SHORT TASK: Retype all of the listing exactly, passing over any picture you find.

[Begin EXERCISE DATA]

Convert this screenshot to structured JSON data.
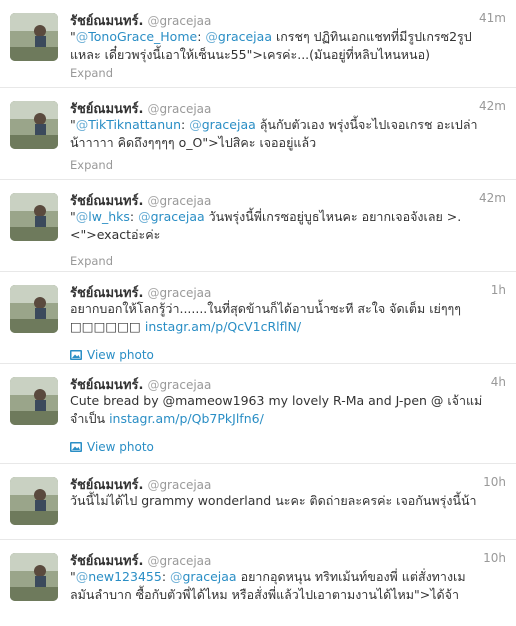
{
  "user": {
    "fullname": "รัชย์ณมนทร์.",
    "at": "@",
    "handle": "gracejaa"
  },
  "expand_label": "Expand",
  "view_photo_label": "View photo",
  "tweets": [
    {
      "time": "41m",
      "mention_at": "@",
      "mention_name": "TonoGrace_Home",
      "colon": ": ",
      "mention2_at": "@",
      "mention2_name": "gracejaa",
      "body_line1_rest": " เกรชๆ ปฏิทินเอกแชทที่มีรูปเกรซ2รูป",
      "body_line2": "แหละ เดี๋ยวพรุ่งนี้เอาให้เซ็นนะ55\">เครค่ะ...(มันอยู่ที่หลิบไหนหนอ)",
      "quote_open": "\""
    },
    {
      "time": "42m",
      "mention_at": "@",
      "mention_name": "TikTiknattanun",
      "colon": ": ",
      "mention2_at": "@",
      "mention2_name": "gracejaa",
      "body_line1_rest": " ลุ้นกับตัวเอง พรุ่งนี้จะไปเจอเกรช อะเปล่า",
      "body_line2": "น้าาาาา คิดถึงๆๆๆๆ o_O\">ไปสิคะ เจออยู่แล้ว",
      "quote_open": "\""
    },
    {
      "time": "42m",
      "mention_at": "@",
      "mention_name": "lw_hks",
      "colon": ": ",
      "mention2_at": "@",
      "mention2_name": "gracejaa",
      "body_line1_rest": " วันพรุ่งนี้พี่เกรซอยู่บูธไหนคะ อยากเจอจังเลย >.",
      "body_line2": "<\">exactอ่ะค่ะ",
      "quote_open": "\""
    },
    {
      "time": "1h",
      "body_line1": "อยากบอกให้โลกรู้ว่า.......ในที่สุดข้านก็ได้อาบน้ำซะที สะใจ จัดเต็ม เย่ๆๆๆ",
      "body_line2_prefix": "□□□□□□ ",
      "link": "instagr.am/p/QcV1cRlflN/"
    },
    {
      "time": "4h",
      "body_line1": "Cute bread by @mameow1963 my lovely R-Ma and J-pen @ เจ้าแม่",
      "body_line2_prefix": "จำเป็น ",
      "link": "instagr.am/p/Qb7PkJlfn6/"
    },
    {
      "time": "10h",
      "body_line1": "วันนี้ไม่ได้ไป grammy wonderland นะคะ ติดถ่ายละครค่ะ เจอกันพรุ่งนี้น้า"
    },
    {
      "time": "10h",
      "mention_at": "@",
      "mention_name": "new123455",
      "colon": ": ",
      "mention2_at": "@",
      "mention2_name": "gracejaa",
      "body_line1_rest": " อยากอุดหนุน ทริทเม้นท์ของพี่ แต่สั่งทางเม",
      "body_line2": "ลมันลำบาก ซื้อกับตัวพี่ได้ไหม หรือสั่งพี่แล้วไปเอาตามงานได้ไหม\">ได้จ้า",
      "quote_open": "\""
    }
  ]
}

[End EXERCISE DATA]

ANSWER TO THIS PROBLEM:
Convert this screenshot to structured JSON data.
{
  "user": {
    "fullname": "รัชย์ณมนทร์.",
    "at": "@",
    "handle": "gracejaa"
  },
  "expand_label": "Expand",
  "view_photo_label": "View photo",
  "tweets": [
    {
      "time": "41m",
      "mention_at": "@",
      "mention_name": "TonoGrace_Home",
      "colon": ": ",
      "mention2_at": "@",
      "mention2_name": "gracejaa",
      "body_line1_rest": " เกรชๆ ปฏิทินเอกแชทที่มีรูปเกรซ2รูป",
      "body_line2": "แหละ เดี๋ยวพรุ่งนี้เอาให้เซ็นนะ55\">เครค่ะ...(มันอยู่ที่หลิบไหนหนอ)",
      "quote_open": "\""
    },
    {
      "time": "42m",
      "mention_at": "@",
      "mention_name": "TikTiknattanun",
      "colon": ": ",
      "mention2_at": "@",
      "mention2_name": "gracejaa",
      "body_line1_rest": " ลุ้นกับตัวเอง พรุ่งนี้จะไปเจอเกรช อะเปล่า",
      "body_line2": "น้าาาาา คิดถึงๆๆๆๆ o_O\">ไปสิคะ เจออยู่แล้ว",
      "quote_open": "\""
    },
    {
      "time": "42m",
      "mention_at": "@",
      "mention_name": "lw_hks",
      "colon": ": ",
      "mention2_at": "@",
      "mention2_name": "gracejaa",
      "body_line1_rest": " วันพรุ่งนี้พี่เกรซอยู่บูธไหนคะ อยากเจอจังเลย >.",
      "body_line2": "<\">exactอ่ะค่ะ",
      "quote_open": "\""
    },
    {
      "time": "1h",
      "body_line1": "อยากบอกให้โลกรู้ว่า.......ในที่สุดข้านก็ได้อาบน้ำซะที สะใจ จัดเต็ม เย่ๆๆๆ",
      "body_line2_prefix": "□□□□□□ ",
      "link": "instagr.am/p/QcV1cRlflN/"
    },
    {
      "time": "4h",
      "body_line1": "Cute bread by @mameow1963 my lovely R-Ma and J-pen @ เจ้าแม่",
      "body_line2_prefix": "จำเป็น ",
      "link": "instagr.am/p/Qb7PkJlfn6/"
    },
    {
      "time": "10h",
      "body_line1": "วันนี้ไม่ได้ไป grammy wonderland นะคะ ติดถ่ายละครค่ะ เจอกันพรุ่งนี้น้า"
    },
    {
      "time": "10h",
      "mention_at": "@",
      "mention_name": "new123455",
      "colon": ": ",
      "mention2_at": "@",
      "mention2_name": "gracejaa",
      "body_line1_rest": " อยากอุดหนุน ทริทเม้นท์ของพี่ แต่สั่งทางเม",
      "body_line2": "ลมันลำบาก ซื้อกับตัวพี่ได้ไหม หรือสั่งพี่แล้วไปเอาตามงานได้ไหม\">ได้จ้า",
      "quote_open": "\""
    }
  ]
}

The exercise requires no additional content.